* Start MATERIAL SHOWN *

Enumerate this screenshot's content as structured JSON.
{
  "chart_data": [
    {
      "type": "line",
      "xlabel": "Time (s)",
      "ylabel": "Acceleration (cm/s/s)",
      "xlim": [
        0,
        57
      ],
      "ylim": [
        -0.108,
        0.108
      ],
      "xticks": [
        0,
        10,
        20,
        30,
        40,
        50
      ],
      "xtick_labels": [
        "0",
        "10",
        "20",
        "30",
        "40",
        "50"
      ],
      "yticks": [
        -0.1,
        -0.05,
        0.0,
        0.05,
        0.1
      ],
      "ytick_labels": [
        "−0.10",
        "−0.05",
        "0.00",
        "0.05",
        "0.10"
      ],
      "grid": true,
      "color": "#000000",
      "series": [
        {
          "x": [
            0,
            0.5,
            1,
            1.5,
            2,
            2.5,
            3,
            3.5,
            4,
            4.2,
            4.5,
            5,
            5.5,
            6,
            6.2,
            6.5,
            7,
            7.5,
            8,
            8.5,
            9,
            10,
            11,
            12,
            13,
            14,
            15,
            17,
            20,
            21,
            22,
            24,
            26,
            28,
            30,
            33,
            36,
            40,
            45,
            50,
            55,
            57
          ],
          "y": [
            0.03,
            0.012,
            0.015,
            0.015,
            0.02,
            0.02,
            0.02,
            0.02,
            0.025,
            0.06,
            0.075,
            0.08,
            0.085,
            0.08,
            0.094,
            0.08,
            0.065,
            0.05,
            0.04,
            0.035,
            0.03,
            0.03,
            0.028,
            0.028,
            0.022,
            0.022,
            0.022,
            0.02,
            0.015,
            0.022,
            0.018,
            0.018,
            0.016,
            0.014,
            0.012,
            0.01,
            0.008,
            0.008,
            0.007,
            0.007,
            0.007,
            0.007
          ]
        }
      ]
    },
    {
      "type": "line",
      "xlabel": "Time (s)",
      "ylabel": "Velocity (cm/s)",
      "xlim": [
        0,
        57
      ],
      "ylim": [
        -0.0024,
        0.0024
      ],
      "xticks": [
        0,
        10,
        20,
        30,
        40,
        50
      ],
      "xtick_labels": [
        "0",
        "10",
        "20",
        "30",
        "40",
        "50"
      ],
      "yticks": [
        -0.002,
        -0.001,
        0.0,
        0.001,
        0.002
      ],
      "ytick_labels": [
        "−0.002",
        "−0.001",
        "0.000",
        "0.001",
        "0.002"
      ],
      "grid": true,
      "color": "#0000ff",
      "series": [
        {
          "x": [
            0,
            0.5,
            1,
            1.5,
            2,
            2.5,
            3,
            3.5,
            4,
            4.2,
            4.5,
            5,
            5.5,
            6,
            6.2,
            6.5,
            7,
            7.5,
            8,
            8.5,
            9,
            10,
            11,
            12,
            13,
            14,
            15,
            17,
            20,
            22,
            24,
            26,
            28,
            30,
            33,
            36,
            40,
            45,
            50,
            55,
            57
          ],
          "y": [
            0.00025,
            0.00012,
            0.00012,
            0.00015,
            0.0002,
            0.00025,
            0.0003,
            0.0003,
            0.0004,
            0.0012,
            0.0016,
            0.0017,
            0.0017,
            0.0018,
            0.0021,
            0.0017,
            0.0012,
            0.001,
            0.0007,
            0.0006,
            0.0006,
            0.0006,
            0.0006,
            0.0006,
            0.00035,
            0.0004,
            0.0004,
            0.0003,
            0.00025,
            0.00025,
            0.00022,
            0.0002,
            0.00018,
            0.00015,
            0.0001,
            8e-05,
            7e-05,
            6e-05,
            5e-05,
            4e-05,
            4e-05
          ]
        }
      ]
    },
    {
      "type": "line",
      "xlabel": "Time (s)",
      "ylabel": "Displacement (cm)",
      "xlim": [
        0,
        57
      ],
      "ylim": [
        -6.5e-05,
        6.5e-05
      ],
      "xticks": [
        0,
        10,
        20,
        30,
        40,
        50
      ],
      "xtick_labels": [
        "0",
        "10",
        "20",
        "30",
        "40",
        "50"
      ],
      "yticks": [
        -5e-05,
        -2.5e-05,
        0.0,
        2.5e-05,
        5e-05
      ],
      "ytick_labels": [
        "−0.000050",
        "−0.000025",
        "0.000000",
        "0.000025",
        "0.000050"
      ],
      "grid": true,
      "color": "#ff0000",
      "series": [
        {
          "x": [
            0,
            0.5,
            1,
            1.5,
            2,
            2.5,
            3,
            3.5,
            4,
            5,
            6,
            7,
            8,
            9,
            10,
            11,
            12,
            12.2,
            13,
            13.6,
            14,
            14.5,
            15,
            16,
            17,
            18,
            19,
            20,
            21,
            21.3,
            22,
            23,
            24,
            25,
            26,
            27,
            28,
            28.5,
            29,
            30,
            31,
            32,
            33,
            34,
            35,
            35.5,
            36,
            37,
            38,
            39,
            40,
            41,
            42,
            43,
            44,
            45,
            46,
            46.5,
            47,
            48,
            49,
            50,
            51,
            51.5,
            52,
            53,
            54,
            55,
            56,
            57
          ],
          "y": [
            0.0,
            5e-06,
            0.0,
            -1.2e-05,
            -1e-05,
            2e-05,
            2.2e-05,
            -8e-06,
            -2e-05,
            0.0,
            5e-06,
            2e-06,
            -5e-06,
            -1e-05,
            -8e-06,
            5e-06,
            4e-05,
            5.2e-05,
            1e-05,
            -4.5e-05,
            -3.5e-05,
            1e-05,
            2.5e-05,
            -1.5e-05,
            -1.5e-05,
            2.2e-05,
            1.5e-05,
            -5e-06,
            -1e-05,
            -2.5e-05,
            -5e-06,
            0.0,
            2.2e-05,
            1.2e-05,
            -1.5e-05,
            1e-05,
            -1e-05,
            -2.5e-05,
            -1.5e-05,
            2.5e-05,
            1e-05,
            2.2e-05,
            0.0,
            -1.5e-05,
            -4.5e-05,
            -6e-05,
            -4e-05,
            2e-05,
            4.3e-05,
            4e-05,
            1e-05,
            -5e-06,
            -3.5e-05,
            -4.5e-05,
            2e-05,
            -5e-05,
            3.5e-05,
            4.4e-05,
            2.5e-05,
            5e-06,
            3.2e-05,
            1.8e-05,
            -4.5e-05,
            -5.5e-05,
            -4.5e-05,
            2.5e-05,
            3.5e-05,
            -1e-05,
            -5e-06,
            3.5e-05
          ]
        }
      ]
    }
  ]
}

* End MATERIAL SHOWN *

**TASK DETAILS:** In the records shown above, how many lines include the word "color"? Answer with the number only.

**FINISHED ANSWER:** 3